What you have to do –
Extract every line of the material that holds the string "works".

The records –
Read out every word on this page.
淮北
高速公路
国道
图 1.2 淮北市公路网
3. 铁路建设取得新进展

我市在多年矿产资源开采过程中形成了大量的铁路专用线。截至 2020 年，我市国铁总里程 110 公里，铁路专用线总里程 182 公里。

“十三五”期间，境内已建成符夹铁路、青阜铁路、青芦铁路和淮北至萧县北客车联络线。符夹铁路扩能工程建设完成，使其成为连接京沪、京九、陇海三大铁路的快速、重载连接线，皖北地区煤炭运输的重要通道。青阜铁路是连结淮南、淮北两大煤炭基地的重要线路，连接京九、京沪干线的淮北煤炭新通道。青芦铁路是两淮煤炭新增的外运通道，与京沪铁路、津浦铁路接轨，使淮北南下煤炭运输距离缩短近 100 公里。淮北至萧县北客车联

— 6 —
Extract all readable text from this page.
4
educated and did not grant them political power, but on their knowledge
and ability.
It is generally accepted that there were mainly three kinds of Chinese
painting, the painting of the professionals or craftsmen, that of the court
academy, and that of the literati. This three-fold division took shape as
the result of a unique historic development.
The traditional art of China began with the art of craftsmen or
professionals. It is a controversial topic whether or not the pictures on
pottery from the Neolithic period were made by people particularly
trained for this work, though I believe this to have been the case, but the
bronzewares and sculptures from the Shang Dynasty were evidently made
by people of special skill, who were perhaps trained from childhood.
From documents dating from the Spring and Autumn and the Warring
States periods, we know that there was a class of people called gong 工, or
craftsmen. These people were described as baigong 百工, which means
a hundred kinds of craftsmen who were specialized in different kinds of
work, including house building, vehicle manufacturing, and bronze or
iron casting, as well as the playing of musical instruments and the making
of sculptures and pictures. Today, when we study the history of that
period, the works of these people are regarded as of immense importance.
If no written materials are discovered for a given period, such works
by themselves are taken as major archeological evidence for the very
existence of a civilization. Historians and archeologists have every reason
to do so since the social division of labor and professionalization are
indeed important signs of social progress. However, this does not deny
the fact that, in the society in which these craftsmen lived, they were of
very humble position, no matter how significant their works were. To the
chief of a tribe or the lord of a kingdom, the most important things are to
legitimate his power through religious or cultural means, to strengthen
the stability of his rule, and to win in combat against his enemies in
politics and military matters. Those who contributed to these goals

...

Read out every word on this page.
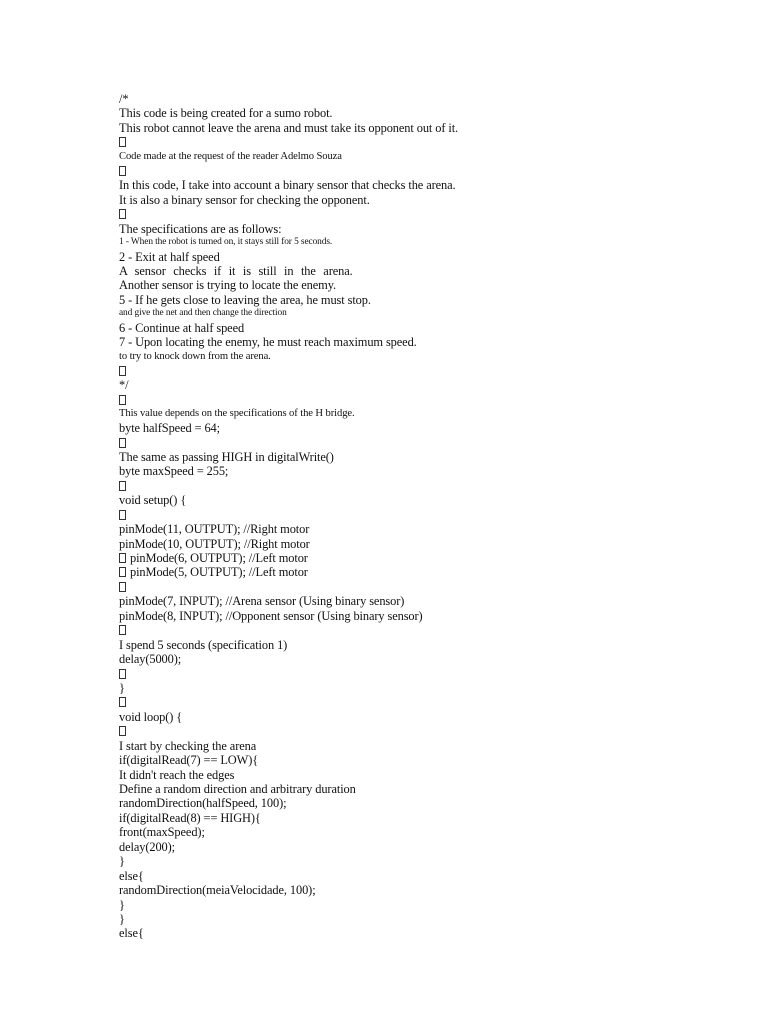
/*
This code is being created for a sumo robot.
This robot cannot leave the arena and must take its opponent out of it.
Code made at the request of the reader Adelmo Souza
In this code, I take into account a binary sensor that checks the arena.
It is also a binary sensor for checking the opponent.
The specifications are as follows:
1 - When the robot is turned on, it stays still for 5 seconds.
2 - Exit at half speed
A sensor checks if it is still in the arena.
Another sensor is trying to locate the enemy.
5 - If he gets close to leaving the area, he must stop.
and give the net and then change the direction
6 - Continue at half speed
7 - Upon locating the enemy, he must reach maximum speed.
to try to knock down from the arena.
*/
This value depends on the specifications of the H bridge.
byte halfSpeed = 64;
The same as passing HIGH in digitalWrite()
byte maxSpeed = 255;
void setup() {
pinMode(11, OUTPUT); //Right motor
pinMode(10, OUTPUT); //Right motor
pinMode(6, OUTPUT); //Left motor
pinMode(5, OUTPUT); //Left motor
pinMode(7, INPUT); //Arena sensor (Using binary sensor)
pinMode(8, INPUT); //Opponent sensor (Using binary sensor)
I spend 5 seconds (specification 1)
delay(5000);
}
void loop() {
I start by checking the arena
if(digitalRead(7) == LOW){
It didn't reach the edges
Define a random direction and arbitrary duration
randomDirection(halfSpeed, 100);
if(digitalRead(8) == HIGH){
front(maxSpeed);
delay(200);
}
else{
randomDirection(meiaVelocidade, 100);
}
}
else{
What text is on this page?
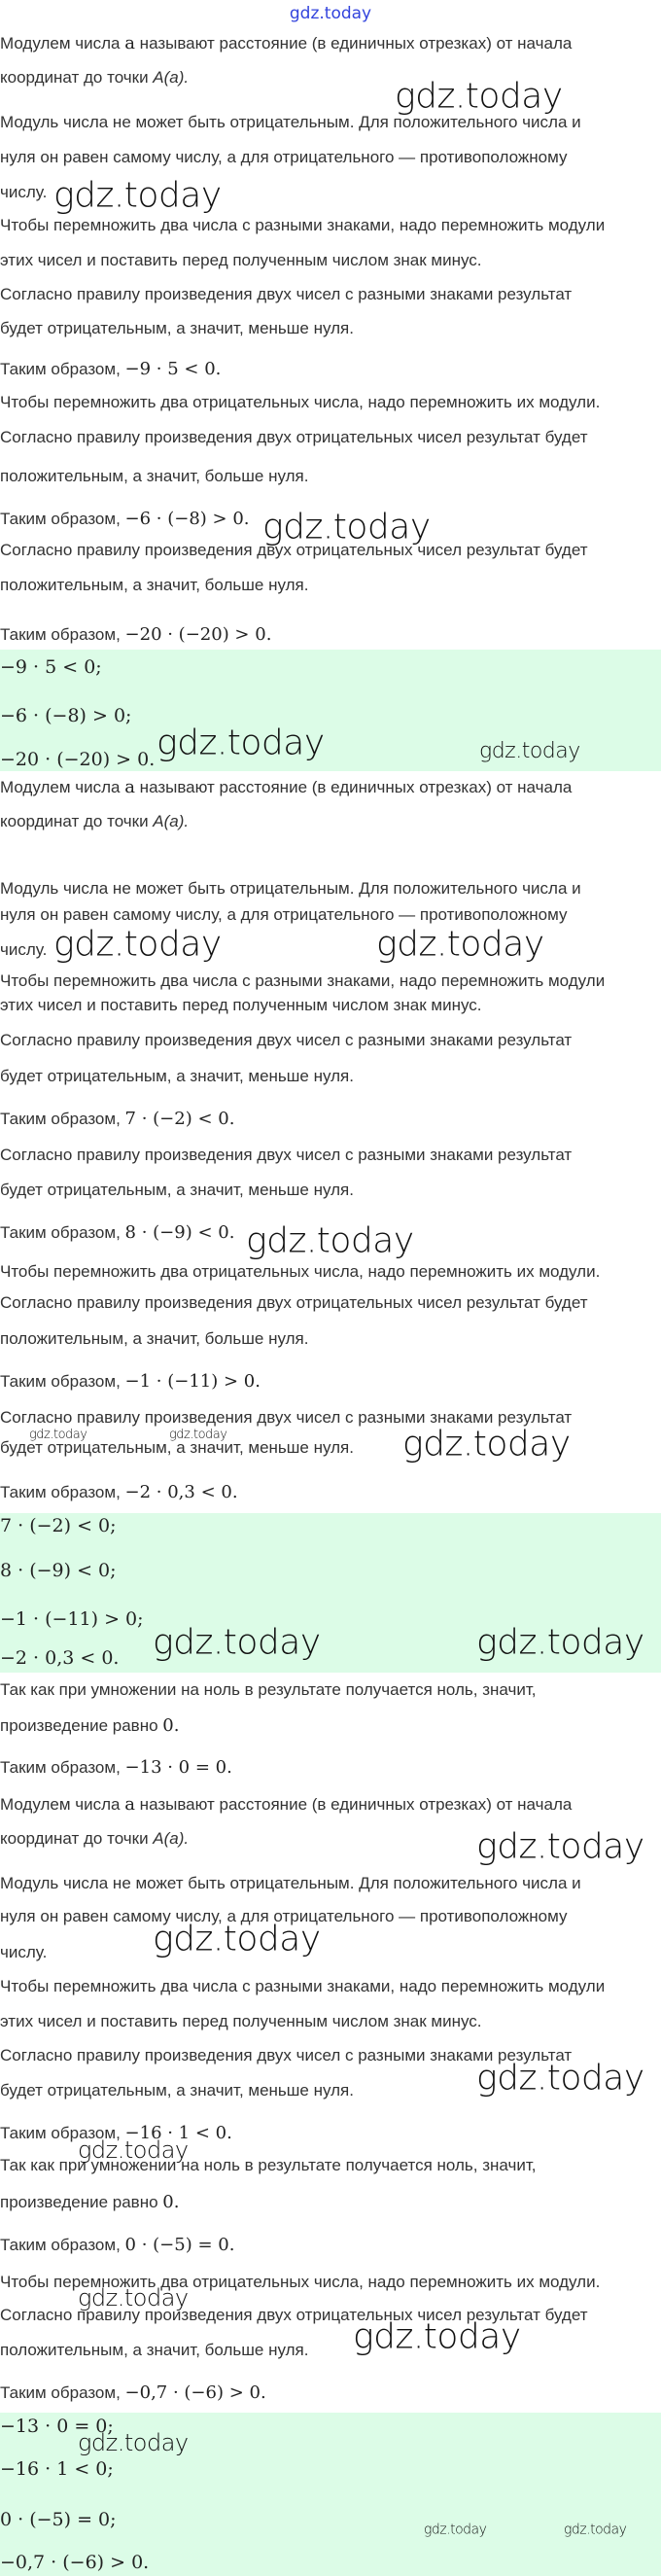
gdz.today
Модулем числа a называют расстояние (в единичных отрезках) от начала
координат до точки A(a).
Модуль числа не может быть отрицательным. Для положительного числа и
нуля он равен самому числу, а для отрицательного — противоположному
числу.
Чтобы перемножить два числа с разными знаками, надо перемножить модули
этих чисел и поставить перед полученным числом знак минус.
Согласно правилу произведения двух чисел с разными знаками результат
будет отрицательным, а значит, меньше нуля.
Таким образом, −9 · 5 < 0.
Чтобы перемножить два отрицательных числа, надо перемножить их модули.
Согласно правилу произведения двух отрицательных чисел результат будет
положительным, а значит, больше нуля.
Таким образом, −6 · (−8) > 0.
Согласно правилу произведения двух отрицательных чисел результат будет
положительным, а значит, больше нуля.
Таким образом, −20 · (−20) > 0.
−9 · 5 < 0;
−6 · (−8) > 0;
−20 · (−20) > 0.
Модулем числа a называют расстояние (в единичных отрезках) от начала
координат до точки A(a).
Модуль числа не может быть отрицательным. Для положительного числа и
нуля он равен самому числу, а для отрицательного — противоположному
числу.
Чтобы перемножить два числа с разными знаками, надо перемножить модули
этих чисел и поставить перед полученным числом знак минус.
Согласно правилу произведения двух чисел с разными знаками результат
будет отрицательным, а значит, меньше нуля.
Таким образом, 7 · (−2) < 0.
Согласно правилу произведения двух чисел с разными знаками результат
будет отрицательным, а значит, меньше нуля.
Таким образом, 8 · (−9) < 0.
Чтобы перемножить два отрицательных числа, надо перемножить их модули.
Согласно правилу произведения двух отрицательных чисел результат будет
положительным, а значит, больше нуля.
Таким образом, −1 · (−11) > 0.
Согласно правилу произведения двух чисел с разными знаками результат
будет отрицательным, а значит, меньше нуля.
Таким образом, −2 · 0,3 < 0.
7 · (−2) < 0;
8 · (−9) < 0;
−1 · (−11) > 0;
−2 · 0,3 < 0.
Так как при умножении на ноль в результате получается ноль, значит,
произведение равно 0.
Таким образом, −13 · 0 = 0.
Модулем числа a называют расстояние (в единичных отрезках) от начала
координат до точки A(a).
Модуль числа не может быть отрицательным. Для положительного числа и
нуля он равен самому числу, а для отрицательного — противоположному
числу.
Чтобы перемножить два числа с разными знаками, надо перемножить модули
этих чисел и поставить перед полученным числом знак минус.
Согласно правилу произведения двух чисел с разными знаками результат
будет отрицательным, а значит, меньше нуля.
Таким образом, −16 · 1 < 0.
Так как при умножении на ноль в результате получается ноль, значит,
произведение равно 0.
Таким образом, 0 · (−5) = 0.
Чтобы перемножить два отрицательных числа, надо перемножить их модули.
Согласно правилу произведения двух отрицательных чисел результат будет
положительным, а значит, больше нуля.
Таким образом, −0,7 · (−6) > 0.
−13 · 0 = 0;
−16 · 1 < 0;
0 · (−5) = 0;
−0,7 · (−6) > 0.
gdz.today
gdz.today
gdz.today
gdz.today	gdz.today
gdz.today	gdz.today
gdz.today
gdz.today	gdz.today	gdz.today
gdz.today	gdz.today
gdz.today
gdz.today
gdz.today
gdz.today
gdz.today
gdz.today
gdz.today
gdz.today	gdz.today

--

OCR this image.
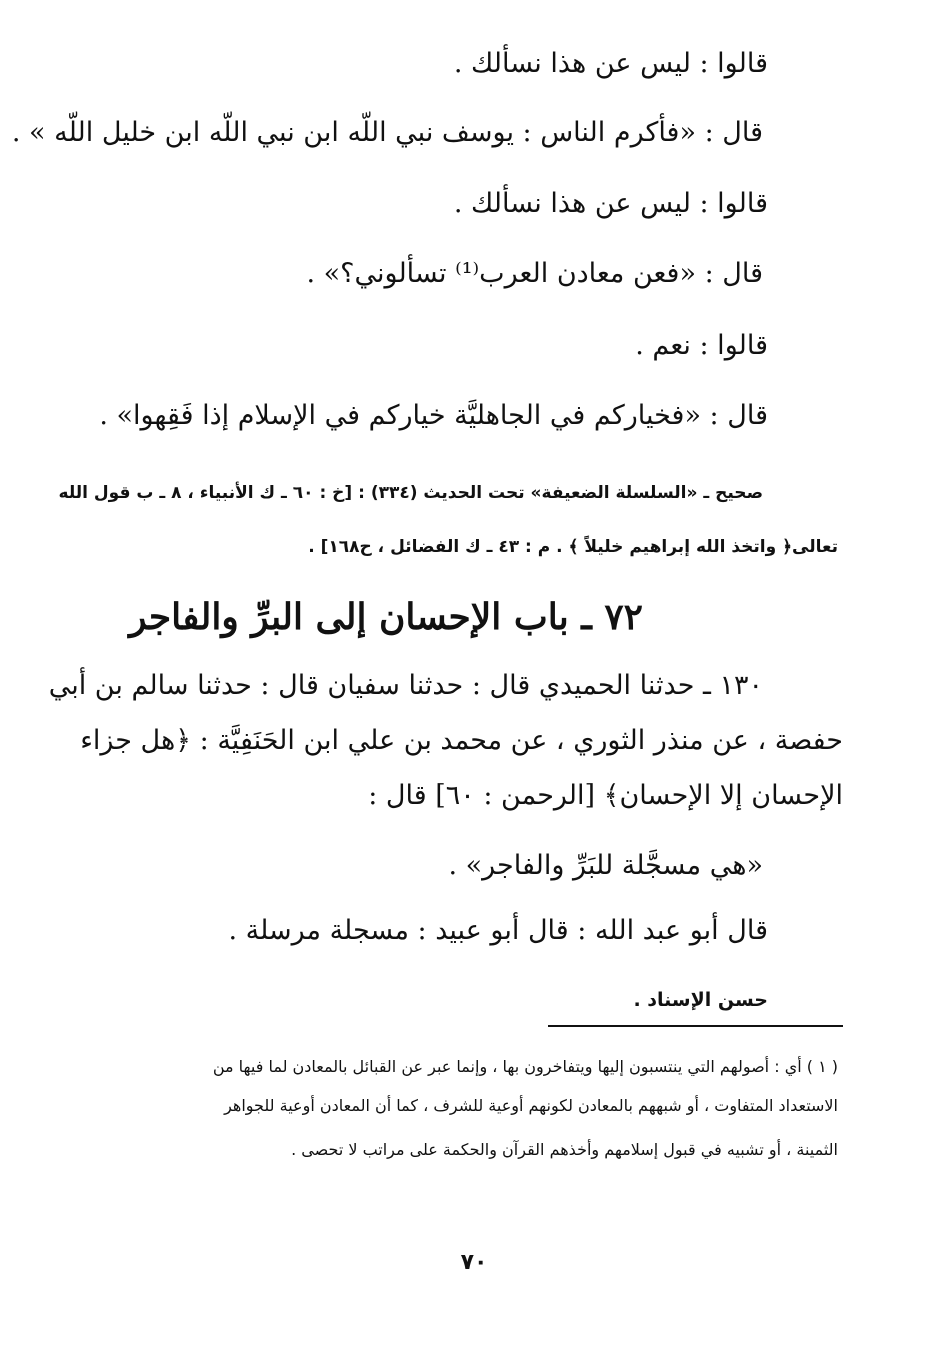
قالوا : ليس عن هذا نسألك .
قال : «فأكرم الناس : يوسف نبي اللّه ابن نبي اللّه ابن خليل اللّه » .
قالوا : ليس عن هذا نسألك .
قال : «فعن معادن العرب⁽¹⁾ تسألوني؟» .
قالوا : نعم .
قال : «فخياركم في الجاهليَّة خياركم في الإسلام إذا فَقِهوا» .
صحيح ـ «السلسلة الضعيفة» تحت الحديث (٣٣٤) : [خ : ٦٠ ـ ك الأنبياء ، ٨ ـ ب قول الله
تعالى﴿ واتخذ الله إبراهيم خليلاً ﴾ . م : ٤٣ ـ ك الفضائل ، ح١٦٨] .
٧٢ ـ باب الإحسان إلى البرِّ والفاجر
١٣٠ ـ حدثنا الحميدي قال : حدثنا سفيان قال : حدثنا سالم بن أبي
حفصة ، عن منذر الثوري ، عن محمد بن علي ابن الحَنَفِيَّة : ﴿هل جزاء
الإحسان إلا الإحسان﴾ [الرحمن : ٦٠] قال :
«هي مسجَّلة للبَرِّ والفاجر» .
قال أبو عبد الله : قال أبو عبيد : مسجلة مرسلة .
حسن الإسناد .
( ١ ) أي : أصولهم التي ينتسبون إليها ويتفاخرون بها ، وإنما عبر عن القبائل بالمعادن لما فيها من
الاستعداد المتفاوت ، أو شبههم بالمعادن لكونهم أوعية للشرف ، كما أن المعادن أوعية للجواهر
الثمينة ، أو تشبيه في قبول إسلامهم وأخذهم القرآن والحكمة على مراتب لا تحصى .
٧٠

Output below –
period, the works of these people are regarded as of immense importance.
If no written materials are discovered for a given period, such works
very humble position, no matter how significant their works were. To the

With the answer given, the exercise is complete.